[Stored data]
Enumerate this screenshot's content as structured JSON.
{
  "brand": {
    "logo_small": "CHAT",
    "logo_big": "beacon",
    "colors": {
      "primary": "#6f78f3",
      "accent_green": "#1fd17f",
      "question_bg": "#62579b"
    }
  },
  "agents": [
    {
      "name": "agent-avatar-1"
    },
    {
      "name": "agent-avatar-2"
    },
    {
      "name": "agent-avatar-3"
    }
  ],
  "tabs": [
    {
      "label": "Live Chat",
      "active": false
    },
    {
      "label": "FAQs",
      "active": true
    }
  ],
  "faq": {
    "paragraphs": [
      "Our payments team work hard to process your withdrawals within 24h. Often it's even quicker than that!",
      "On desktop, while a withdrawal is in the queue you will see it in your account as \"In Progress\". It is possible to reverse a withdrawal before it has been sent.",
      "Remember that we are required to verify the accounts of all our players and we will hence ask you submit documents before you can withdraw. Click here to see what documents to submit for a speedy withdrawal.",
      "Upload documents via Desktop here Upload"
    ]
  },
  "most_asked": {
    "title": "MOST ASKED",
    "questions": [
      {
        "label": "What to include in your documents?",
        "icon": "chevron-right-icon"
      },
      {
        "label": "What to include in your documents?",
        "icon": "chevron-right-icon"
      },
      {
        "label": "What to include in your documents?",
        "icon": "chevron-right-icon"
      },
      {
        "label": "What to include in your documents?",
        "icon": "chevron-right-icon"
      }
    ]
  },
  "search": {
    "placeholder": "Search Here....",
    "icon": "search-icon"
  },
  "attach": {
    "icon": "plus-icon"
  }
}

#### DIRECTION
Copy out all of the records shown above exactly.

#### ANSWER TO THE PROBLEM
Enumerate this screenshot's content as structured JSON.
{
  "brand": {
    "logo_small": "CHAT",
    "logo_big": "beacon",
    "colors": {
      "primary": "#6f78f3",
      "accent_green": "#1fd17f",
      "question_bg": "#62579b"
    }
  },
  "agents": [
    {
      "name": "agent-avatar-1"
    },
    {
      "name": "agent-avatar-2"
    },
    {
      "name": "agent-avatar-3"
    }
  ],
  "tabs": [
    {
      "label": "Live Chat",
      "active": false
    },
    {
      "label": "FAQs",
      "active": true
    }
  ],
  "faq": {
    "paragraphs": [
      "Our payments team work hard to process your withdrawals within 24h. Often it's even quicker than that!",
      "On desktop, while a withdrawal is in the queue you will see it in your account as \"In Progress\". It is possible to reverse a withdrawal before it has been sent.",
      "Remember that we are required to verify the accounts of all our players and we will hence ask you submit documents before you can withdraw. Click here to see what documents to submit for a speedy withdrawal.",
      "Upload documents via Desktop here Upload"
    ]
  },
  "most_asked": {
    "title": "MOST ASKED",
    "questions": [
      {
        "label": "What to include in your documents?",
        "icon": "chevron-right-icon"
      },
      {
        "label": "What to include in your documents?",
        "icon": "chevron-right-icon"
      },
      {
        "label": "What to include in your documents?",
        "icon": "chevron-right-icon"
      },
      {
        "label": "What to include in your documents?",
        "icon": "chevron-right-icon"
      }
    ]
  },
  "search": {
    "placeholder": "Search Here....",
    "icon": "search-icon"
  },
  "attach": {
    "icon": "plus-icon"
  }
}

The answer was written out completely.